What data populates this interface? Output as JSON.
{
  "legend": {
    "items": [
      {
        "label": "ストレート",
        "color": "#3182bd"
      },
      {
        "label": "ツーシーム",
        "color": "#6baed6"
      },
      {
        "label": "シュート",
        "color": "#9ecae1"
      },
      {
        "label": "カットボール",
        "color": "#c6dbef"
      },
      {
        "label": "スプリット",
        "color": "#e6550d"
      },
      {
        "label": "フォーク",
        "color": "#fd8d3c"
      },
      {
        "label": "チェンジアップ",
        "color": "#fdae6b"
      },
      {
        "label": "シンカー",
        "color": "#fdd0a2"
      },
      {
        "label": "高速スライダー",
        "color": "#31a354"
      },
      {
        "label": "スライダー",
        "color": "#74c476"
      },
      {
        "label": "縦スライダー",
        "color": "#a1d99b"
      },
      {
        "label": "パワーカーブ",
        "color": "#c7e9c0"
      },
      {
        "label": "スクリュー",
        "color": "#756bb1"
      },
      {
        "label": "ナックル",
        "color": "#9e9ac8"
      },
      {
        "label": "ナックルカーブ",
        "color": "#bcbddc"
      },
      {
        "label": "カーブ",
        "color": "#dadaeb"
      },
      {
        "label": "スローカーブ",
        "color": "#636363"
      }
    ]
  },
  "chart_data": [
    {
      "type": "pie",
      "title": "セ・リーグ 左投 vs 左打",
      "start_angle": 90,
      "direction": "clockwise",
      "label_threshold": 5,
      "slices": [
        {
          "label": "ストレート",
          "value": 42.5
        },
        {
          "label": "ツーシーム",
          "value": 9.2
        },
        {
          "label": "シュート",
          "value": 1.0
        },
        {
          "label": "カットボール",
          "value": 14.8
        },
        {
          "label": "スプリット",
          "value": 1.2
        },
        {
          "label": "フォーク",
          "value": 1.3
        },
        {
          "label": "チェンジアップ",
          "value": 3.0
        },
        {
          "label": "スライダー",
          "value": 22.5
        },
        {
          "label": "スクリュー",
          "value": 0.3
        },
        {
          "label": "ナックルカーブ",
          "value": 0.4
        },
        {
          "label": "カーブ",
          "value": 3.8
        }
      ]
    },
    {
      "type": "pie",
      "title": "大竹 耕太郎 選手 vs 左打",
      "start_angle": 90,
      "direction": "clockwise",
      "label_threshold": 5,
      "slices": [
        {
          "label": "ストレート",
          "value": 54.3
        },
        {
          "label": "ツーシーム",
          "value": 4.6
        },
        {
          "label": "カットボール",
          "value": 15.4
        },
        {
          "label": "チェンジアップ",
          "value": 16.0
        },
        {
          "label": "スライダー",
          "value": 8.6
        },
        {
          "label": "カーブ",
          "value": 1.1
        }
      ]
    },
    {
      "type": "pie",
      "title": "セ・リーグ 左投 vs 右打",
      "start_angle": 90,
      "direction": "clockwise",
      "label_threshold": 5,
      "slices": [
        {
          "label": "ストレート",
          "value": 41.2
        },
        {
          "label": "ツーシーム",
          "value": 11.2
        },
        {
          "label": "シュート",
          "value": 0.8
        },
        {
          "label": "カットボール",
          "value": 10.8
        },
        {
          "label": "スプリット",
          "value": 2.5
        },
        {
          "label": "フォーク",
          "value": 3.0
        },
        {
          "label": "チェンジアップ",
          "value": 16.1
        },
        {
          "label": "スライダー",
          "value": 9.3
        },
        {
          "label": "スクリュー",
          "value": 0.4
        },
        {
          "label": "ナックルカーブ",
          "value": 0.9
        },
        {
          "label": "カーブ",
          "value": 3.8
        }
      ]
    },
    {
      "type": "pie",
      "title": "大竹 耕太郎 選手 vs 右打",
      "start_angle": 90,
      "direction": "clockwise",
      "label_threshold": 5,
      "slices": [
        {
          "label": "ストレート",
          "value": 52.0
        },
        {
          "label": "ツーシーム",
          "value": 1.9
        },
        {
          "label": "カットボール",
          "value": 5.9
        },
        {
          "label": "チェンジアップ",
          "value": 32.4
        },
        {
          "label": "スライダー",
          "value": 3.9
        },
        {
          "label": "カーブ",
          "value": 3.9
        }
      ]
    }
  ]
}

• WHAT YOU NEED TO DO:
Copy each line that holds the word "title".

• RESPONSE:
      "title": "セ・リーグ 左投 vs 左打",
      "title": "大竹 耕太郎 選手 vs 左打",
      "title": "セ・リーグ 左投 vs 右打",
      "title": "大竹 耕太郎 選手 vs 右打",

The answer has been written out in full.